◆ **PROBLEM STATEMENT**
The listing below should be written out exactly; please include all of it.

◆ **THE INPUT**
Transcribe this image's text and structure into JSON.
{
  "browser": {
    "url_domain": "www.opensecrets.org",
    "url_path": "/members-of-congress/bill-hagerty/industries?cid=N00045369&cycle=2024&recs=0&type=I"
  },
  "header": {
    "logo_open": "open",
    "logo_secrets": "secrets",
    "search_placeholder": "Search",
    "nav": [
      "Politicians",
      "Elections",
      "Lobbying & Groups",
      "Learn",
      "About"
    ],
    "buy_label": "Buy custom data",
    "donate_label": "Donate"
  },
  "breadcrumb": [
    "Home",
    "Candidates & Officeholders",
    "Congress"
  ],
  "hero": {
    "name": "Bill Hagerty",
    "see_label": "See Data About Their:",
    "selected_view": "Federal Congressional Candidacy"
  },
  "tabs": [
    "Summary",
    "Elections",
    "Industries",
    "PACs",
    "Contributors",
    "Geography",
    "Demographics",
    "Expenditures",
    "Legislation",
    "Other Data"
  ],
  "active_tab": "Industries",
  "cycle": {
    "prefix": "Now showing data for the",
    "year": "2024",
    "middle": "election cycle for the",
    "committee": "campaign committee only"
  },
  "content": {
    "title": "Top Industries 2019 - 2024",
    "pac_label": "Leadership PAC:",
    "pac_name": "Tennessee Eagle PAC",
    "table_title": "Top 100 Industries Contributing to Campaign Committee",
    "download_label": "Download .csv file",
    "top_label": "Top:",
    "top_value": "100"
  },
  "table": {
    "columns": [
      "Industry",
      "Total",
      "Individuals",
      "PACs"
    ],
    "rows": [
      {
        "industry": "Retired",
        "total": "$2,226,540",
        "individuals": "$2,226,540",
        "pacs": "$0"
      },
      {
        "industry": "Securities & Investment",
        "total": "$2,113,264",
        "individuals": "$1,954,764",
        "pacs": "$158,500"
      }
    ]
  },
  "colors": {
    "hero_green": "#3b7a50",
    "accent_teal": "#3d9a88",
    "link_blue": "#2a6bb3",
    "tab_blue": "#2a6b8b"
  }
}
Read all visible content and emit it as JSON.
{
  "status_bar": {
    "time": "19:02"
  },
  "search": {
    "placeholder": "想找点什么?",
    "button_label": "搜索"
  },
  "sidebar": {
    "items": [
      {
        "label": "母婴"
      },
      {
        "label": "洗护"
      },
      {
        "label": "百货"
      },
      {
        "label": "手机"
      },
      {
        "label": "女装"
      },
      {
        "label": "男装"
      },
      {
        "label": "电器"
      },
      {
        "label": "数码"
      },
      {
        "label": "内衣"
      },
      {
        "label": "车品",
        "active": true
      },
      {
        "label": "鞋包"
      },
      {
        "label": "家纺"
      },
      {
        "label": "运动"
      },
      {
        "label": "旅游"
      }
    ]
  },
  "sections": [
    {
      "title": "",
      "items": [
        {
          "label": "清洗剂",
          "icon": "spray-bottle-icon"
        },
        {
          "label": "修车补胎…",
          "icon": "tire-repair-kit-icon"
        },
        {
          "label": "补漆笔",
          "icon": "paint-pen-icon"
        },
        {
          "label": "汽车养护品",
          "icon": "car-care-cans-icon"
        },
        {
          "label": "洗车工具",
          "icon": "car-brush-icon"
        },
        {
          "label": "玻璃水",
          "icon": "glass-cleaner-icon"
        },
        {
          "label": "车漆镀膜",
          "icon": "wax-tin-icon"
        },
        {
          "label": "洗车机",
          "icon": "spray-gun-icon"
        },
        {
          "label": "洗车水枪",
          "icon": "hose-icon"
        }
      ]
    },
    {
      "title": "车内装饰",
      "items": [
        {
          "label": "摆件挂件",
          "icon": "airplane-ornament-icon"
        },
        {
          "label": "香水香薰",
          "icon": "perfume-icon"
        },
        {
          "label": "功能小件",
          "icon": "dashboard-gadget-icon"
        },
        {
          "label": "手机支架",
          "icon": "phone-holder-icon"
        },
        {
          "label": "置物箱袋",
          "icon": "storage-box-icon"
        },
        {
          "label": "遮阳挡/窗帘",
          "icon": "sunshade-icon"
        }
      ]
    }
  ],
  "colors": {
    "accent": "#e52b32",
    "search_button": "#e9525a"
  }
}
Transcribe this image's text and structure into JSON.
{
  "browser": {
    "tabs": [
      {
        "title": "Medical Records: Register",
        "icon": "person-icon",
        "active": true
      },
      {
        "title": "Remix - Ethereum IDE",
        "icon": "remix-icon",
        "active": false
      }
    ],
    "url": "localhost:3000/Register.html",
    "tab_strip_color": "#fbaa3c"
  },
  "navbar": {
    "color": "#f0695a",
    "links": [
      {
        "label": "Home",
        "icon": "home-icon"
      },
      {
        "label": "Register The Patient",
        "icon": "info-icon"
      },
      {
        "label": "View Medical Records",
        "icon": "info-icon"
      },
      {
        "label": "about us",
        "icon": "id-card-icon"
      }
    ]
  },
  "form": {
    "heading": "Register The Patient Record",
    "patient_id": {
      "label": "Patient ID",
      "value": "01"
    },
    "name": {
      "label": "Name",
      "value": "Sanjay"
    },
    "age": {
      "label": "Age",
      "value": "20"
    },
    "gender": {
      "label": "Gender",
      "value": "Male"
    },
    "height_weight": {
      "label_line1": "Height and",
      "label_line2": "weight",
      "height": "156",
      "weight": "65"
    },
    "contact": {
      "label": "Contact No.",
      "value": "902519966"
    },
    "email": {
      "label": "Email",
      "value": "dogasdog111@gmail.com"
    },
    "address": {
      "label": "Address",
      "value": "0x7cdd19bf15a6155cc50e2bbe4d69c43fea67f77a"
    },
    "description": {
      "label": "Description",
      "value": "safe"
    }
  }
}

◆ **ANSWER FOR THIS EXERCISE**
Transcribe this image's text and structure into JSON.
{
  "browser": {
    "url_domain": "www.opensecrets.org",
    "url_path": "/members-of-congress/bill-hagerty/industries?cid=N00045369&cycle=2024&recs=0&type=I"
  },
  "header": {
    "logo_open": "open",
    "logo_secrets": "secrets",
    "search_placeholder": "Search",
    "nav": [
      "Politicians",
      "Elections",
      "Lobbying & Groups",
      "Learn",
      "About"
    ],
    "buy_label": "Buy custom data",
    "donate_label": "Donate"
  },
  "breadcrumb": [
    "Home",
    "Candidates & Officeholders",
    "Congress"
  ],
  "hero": {
    "name": "Bill Hagerty",
    "see_label": "See Data About Their:",
    "selected_view": "Federal Congressional Candidacy"
  },
  "tabs": [
    "Summary",
    "Elections",
    "Industries",
    "PACs",
    "Contributors",
    "Geography",
    "Demographics",
    "Expenditures",
    "Legislation",
    "Other Data"
  ],
  "active_tab": "Industries",
  "cycle": {
    "prefix": "Now showing data for the",
    "year": "2024",
    "middle": "election cycle for the",
    "committee": "campaign committee only"
  },
  "content": {
    "title": "Top Industries 2019 - 2024",
    "pac_label": "Leadership PAC:",
    "pac_name": "Tennessee Eagle PAC",
    "table_title": "Top 100 Industries Contributing to Campaign Committee",
    "download_label": "Download .csv file",
    "top_label": "Top:",
    "top_value": "100"
  },
  "table": {
    "columns": [
      "Industry",
      "Total",
      "Individuals",
      "PACs"
    ],
    "rows": [
      {
        "industry": "Retired",
        "total": "$2,226,540",
        "individuals": "$2,226,540",
        "pacs": "$0"
      },
      {
        "industry": "Securities & Investment",
        "total": "$2,113,264",
        "individuals": "$1,954,764",
        "pacs": "$158,500"
      }
    ]
  },
  "colors": {
    "hero_green": "#3b7a50",
    "accent_teal": "#3d9a88",
    "link_blue": "#2a6bb3",
    "tab_blue": "#2a6b8b"
  }
}
Read all visible content and emit it as JSON.
{
  "status_bar": {
    "time": "19:02"
  },
  "search": {
    "placeholder": "想找点什么?",
    "button_label": "搜索"
  },
  "sidebar": {
    "items": [
      {
        "label": "母婴"
      },
      {
        "label": "洗护"
      },
      {
        "label": "百货"
      },
      {
        "label": "手机"
      },
      {
        "label": "女装"
      },
      {
        "label": "男装"
      },
      {
        "label": "电器"
      },
      {
        "label": "数码"
      },
      {
        "label": "内衣"
      },
      {
        "label": "车品",
        "active": true
      },
      {
        "label": "鞋包"
      },
      {
        "label": "家纺"
      },
      {
        "label": "运动"
      },
      {
        "label": "旅游"
      }
    ]
  },
  "sections": [
    {
      "title": "",
      "items": [
        {
          "label": "清洗剂",
          "icon": "spray-bottle-icon"
        },
        {
          "label": "修车补胎…",
          "icon": "tire-repair-kit-icon"
        },
        {
          "label": "补漆笔",
          "icon": "paint-pen-icon"
        },
        {
          "label": "汽车养护品",
          "icon": "car-care-cans-icon"
        },
        {
          "label": "洗车工具",
          "icon": "car-brush-icon"
        },
        {
          "label": "玻璃水",
          "icon": "glass-cleaner-icon"
        },
        {
          "label": "车漆镀膜",
          "icon": "wax-tin-icon"
        },
        {
          "label": "洗车机",
          "icon": "spray-gun-icon"
        },
        {
          "label": "洗车水枪",
          "icon": "hose-icon"
        }
      ]
    },
    {
      "title": "车内装饰",
      "items": [
        {
          "label": "摆件挂件",
          "icon": "airplane-ornament-icon"
        },
        {
          "label": "香水香薰",
          "icon": "perfume-icon"
        },
        {
          "label": "功能小件",
          "icon": "dashboard-gadget-icon"
        },
        {
          "label": "手机支架",
          "icon": "phone-holder-icon"
        },
        {
          "label": "置物箱袋",
          "icon": "storage-box-icon"
        },
        {
          "label": "遮阳挡/窗帘",
          "icon": "sunshade-icon"
        }
      ]
    }
  ],
  "colors": {
    "accent": "#e52b32",
    "search_button": "#e9525a"
  }
}
Transcribe this image's text and structure into JSON.
{
  "browser": {
    "tabs": [
      {
        "title": "Medical Records: Register",
        "icon": "person-icon",
        "active": true
      },
      {
        "title": "Remix - Ethereum IDE",
        "icon": "remix-icon",
        "active": false
      }
    ],
    "url": "localhost:3000/Register.html",
    "tab_strip_color": "#fbaa3c"
  },
  "navbar": {
    "color": "#f0695a",
    "links": [
      {
        "label": "Home",
        "icon": "home-icon"
      },
      {
        "label": "Register The Patient",
        "icon": "info-icon"
      },
      {
        "label": "View Medical Records",
        "icon": "info-icon"
      },
      {
        "label": "about us",
        "icon": "id-card-icon"
      }
    ]
  },
  "form": {
    "heading": "Register The Patient Record",
    "patient_id": {
      "label": "Patient ID",
      "value": "01"
    },
    "name": {
      "label": "Name",
      "value": "Sanjay"
    },
    "age": {
      "label": "Age",
      "value": "20"
    },
    "gender": {
      "label": "Gender",
      "value": "Male"
    },
    "height_weight": {
      "label_line1": "Height and",
      "label_line2": "weight",
      "height": "156",
      "weight": "65"
    },
    "contact": {
      "label": "Contact No.",
      "value": "902519966"
    },
    "email": {
      "label": "Email",
      "value": "dogasdog111@gmail.com"
    },
    "address": {
      "label": "Address",
      "value": "0x7cdd19bf15a6155cc50e2bbe4d69c43fea67f77a"
    },
    "description": {
      "label": "Description",
      "value": "safe"
    }
  }
}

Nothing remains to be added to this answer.